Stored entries
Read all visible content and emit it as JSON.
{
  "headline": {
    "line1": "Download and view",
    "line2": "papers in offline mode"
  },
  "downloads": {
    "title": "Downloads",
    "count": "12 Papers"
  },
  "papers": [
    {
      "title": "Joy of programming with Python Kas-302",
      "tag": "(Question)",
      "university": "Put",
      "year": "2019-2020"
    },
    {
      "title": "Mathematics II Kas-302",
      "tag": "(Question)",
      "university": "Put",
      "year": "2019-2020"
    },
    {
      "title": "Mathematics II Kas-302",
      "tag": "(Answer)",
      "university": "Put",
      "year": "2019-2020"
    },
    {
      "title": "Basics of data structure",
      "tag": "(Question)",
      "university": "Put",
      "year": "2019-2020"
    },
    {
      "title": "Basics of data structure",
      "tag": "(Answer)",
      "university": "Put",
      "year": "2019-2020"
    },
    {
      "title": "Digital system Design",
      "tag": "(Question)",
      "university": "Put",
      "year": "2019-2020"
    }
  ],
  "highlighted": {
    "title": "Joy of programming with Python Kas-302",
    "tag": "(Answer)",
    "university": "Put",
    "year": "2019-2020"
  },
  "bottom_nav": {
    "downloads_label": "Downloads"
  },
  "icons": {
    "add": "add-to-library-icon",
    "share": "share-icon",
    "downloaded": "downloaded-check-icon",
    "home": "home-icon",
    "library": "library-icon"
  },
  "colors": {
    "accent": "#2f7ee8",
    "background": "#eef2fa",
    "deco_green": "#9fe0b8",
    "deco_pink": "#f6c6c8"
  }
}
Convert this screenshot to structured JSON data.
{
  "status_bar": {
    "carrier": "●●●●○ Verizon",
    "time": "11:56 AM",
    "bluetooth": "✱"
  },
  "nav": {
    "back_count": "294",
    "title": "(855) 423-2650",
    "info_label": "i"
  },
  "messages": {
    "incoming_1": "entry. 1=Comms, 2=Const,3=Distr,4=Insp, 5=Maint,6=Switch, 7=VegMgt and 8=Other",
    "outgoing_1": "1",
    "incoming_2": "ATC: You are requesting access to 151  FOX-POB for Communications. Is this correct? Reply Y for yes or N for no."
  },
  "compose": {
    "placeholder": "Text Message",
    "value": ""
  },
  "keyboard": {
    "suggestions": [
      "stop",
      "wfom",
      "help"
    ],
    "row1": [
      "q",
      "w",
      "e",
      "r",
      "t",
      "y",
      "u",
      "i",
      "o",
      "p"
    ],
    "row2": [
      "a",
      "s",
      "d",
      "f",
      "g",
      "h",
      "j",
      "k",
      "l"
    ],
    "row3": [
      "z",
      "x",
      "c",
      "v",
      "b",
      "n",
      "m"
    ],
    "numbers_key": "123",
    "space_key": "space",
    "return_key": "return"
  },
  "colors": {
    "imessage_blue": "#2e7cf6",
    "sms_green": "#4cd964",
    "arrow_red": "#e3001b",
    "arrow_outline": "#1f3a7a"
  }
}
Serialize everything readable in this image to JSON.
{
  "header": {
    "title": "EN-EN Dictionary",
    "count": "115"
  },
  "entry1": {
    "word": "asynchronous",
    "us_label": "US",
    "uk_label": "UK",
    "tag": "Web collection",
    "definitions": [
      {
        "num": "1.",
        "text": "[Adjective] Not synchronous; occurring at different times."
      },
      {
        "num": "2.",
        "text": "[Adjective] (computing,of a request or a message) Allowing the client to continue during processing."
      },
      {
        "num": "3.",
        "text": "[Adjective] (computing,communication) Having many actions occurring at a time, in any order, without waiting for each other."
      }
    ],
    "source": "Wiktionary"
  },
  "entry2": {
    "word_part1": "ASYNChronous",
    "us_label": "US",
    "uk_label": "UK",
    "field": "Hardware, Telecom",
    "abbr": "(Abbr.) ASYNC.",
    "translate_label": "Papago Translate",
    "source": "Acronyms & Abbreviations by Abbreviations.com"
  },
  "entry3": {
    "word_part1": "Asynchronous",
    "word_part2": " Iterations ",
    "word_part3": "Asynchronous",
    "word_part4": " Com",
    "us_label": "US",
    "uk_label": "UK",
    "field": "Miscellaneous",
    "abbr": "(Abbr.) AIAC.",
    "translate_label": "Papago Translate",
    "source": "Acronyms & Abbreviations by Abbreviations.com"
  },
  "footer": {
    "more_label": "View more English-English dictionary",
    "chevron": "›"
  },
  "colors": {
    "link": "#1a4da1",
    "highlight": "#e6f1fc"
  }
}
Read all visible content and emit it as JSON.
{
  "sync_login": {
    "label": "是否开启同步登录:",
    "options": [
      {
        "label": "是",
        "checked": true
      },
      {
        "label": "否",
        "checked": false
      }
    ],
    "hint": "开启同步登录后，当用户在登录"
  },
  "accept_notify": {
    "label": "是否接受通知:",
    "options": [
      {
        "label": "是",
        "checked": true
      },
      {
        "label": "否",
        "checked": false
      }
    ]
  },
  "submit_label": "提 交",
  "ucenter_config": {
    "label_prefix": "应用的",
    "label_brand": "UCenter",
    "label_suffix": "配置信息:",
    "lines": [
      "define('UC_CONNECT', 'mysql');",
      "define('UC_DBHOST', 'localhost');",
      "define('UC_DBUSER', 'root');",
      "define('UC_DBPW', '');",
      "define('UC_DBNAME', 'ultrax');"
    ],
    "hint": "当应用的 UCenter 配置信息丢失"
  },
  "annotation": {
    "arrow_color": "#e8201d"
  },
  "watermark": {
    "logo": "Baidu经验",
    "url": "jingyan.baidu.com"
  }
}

Given task:
Return all of the data precisely as it appears.

Response to the task:
Read all visible content and emit it as JSON.
{
  "headline": {
    "line1": "Download and view",
    "line2": "papers in offline mode"
  },
  "downloads": {
    "title": "Downloads",
    "count": "12 Papers"
  },
  "papers": [
    {
      "title": "Joy of programming with Python Kas-302",
      "tag": "(Question)",
      "university": "Put",
      "year": "2019-2020"
    },
    {
      "title": "Mathematics II Kas-302",
      "tag": "(Question)",
      "university": "Put",
      "year": "2019-2020"
    },
    {
      "title": "Mathematics II Kas-302",
      "tag": "(Answer)",
      "university": "Put",
      "year": "2019-2020"
    },
    {
      "title": "Basics of data structure",
      "tag": "(Question)",
      "university": "Put",
      "year": "2019-2020"
    },
    {
      "title": "Basics of data structure",
      "tag": "(Answer)",
      "university": "Put",
      "year": "2019-2020"
    },
    {
      "title": "Digital system Design",
      "tag": "(Question)",
      "university": "Put",
      "year": "2019-2020"
    }
  ],
  "highlighted": {
    "title": "Joy of programming with Python Kas-302",
    "tag": "(Answer)",
    "university": "Put",
    "year": "2019-2020"
  },
  "bottom_nav": {
    "downloads_label": "Downloads"
  },
  "icons": {
    "add": "add-to-library-icon",
    "share": "share-icon",
    "downloaded": "downloaded-check-icon",
    "home": "home-icon",
    "library": "library-icon"
  },
  "colors": {
    "accent": "#2f7ee8",
    "background": "#eef2fa",
    "deco_green": "#9fe0b8",
    "deco_pink": "#f6c6c8"
  }
}
Convert this screenshot to structured JSON data.
{
  "status_bar": {
    "carrier": "●●●●○ Verizon",
    "time": "11:56 AM",
    "bluetooth": "✱"
  },
  "nav": {
    "back_count": "294",
    "title": "(855) 423-2650",
    "info_label": "i"
  },
  "messages": {
    "incoming_1": "entry. 1=Comms, 2=Const,3=Distr,4=Insp, 5=Maint,6=Switch, 7=VegMgt and 8=Other",
    "outgoing_1": "1",
    "incoming_2": "ATC: You are requesting access to 151  FOX-POB for Communications. Is this correct? Reply Y for yes or N for no."
  },
  "compose": {
    "placeholder": "Text Message",
    "value": ""
  },
  "keyboard": {
    "suggestions": [
      "stop",
      "wfom",
      "help"
    ],
    "row1": [
      "q",
      "w",
      "e",
      "r",
      "t",
      "y",
      "u",
      "i",
      "o",
      "p"
    ],
    "row2": [
      "a",
      "s",
      "d",
      "f",
      "g",
      "h",
      "j",
      "k",
      "l"
    ],
    "row3": [
      "z",
      "x",
      "c",
      "v",
      "b",
      "n",
      "m"
    ],
    "numbers_key": "123",
    "space_key": "space",
    "return_key": "return"
  },
  "colors": {
    "imessage_blue": "#2e7cf6",
    "sms_green": "#4cd964",
    "arrow_red": "#e3001b",
    "arrow_outline": "#1f3a7a"
  }
}
Serialize everything readable in this image to JSON.
{
  "header": {
    "title": "EN-EN Dictionary",
    "count": "115"
  },
  "entry1": {
    "word": "asynchronous",
    "us_label": "US",
    "uk_label": "UK",
    "tag": "Web collection",
    "definitions": [
      {
        "num": "1.",
        "text": "[Adjective] Not synchronous; occurring at different times."
      },
      {
        "num": "2.",
        "text": "[Adjective] (computing,of a request or a message) Allowing the client to continue during processing."
      },
      {
        "num": "3.",
        "text": "[Adjective] (computing,communication) Having many actions occurring at a time, in any order, without waiting for each other."
      }
    ],
    "source": "Wiktionary"
  },
  "entry2": {
    "word_part1": "ASYNChronous",
    "us_label": "US",
    "uk_label": "UK",
    "field": "Hardware, Telecom",
    "abbr": "(Abbr.) ASYNC.",
    "translate_label": "Papago Translate",
    "source": "Acronyms & Abbreviations by Abbreviations.com"
  },
  "entry3": {
    "word_part1": "Asynchronous",
    "word_part2": " Iterations ",
    "word_part3": "Asynchronous",
    "word_part4": " Com",
    "us_label": "US",
    "uk_label": "UK",
    "field": "Miscellaneous",
    "abbr": "(Abbr.) AIAC.",
    "translate_label": "Papago Translate",
    "source": "Acronyms & Abbreviations by Abbreviations.com"
  },
  "footer": {
    "more_label": "View more English-English dictionary",
    "chevron": "›"
  },
  "colors": {
    "link": "#1a4da1",
    "highlight": "#e6f1fc"
  }
}
Read all visible content and emit it as JSON.
{
  "sync_login": {
    "label": "是否开启同步登录:",
    "options": [
      {
        "label": "是",
        "checked": true
      },
      {
        "label": "否",
        "checked": false
      }
    ],
    "hint": "开启同步登录后，当用户在登录"
  },
  "accept_notify": {
    "label": "是否接受通知:",
    "options": [
      {
        "label": "是",
        "checked": true
      },
      {
        "label": "否",
        "checked": false
      }
    ]
  },
  "submit_label": "提 交",
  "ucenter_config": {
    "label_prefix": "应用的",
    "label_brand": "UCenter",
    "label_suffix": "配置信息:",
    "lines": [
      "define('UC_CONNECT', 'mysql');",
      "define('UC_DBHOST', 'localhost');",
      "define('UC_DBUSER', 'root');",
      "define('UC_DBPW', '');",
      "define('UC_DBNAME', 'ultrax');"
    ],
    "hint": "当应用的 UCenter 配置信息丢失"
  },
  "annotation": {
    "arrow_color": "#e8201d"
  },
  "watermark": {
    "logo": "Baidu经验",
    "url": "jingyan.baidu.com"
  }
}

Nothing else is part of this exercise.